[start]

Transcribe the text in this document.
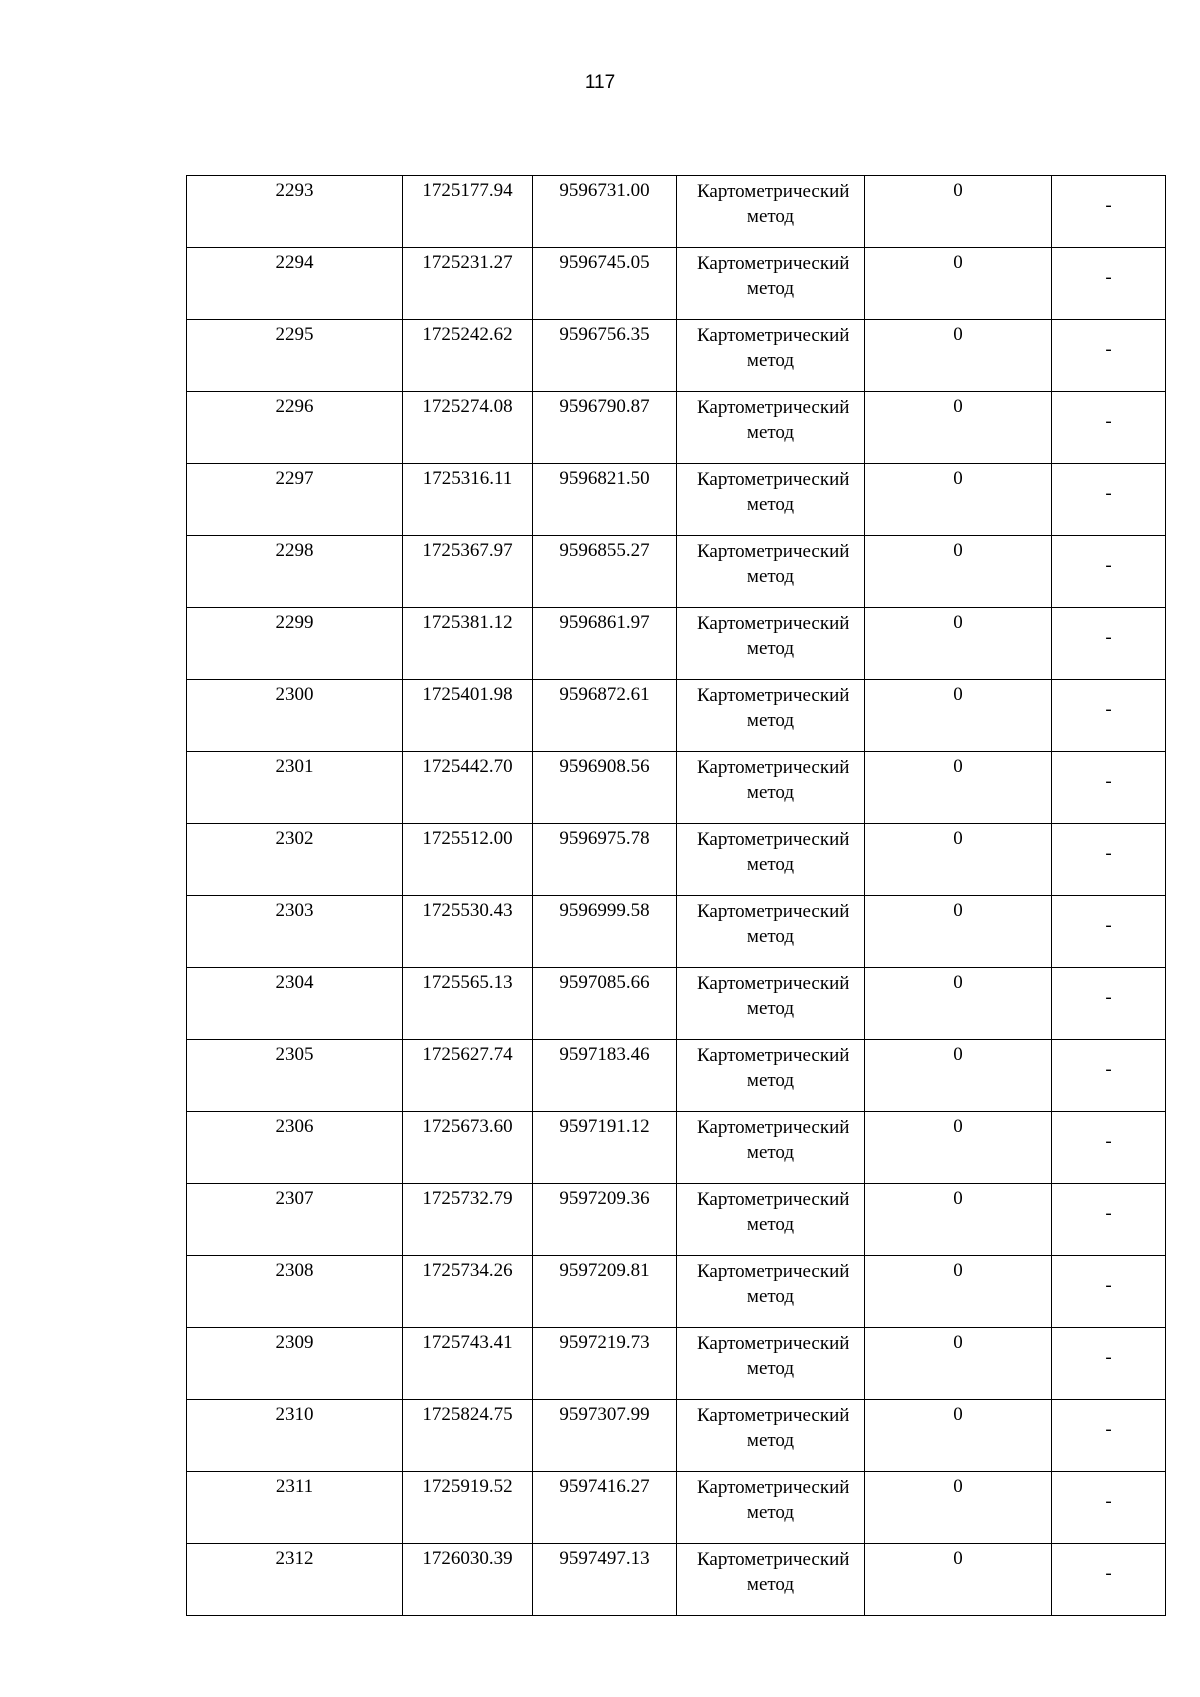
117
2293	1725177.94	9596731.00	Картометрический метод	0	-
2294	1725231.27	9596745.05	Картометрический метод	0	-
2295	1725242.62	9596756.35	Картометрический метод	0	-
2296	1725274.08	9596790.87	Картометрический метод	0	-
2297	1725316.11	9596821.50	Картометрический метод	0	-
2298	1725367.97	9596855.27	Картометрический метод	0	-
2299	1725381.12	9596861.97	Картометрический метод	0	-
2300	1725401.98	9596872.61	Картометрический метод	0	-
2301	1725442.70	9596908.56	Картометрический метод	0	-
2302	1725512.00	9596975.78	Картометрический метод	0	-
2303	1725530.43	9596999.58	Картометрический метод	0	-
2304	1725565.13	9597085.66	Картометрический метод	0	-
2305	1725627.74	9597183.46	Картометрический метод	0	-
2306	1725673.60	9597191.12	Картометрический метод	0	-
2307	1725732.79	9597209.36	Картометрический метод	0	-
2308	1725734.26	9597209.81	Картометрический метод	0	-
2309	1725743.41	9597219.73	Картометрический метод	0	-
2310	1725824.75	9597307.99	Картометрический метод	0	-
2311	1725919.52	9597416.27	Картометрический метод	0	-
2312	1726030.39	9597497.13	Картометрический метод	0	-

[end]

> [WORK REQUIRED]: Would you mind returning each entry above word for word, skipping the images?

> [EXERCISE RESPONSE]:
Transcribe the text in this document.
117
2293	1725177.94	9596731.00	Картометрический метод	0	-
2294	1725231.27	9596745.05	Картометрический метод	0	-
2295	1725242.62	9596756.35	Картометрический метод	0	-
2296	1725274.08	9596790.87	Картометрический метод	0	-
2297	1725316.11	9596821.50	Картометрический метод	0	-
2298	1725367.97	9596855.27	Картометрический метод	0	-
2299	1725381.12	9596861.97	Картометрический метод	0	-
2300	1725401.98	9596872.61	Картометрический метод	0	-
2301	1725442.70	9596908.56	Картометрический метод	0	-
2302	1725512.00	9596975.78	Картометрический метод	0	-
2303	1725530.43	9596999.58	Картометрический метод	0	-
2304	1725565.13	9597085.66	Картометрический метод	0	-
2305	1725627.74	9597183.46	Картометрический метод	0	-
2306	1725673.60	9597191.12	Картометрический метод	0	-
2307	1725732.79	9597209.36	Картометрический метод	0	-
2308	1725734.26	9597209.81	Картометрический метод	0	-
2309	1725743.41	9597219.73	Картометрический метод	0	-
2310	1725824.75	9597307.99	Картометрический метод	0	-
2311	1725919.52	9597416.27	Картометрический метод	0	-
2312	1726030.39	9597497.13	Картометрический метод	0	-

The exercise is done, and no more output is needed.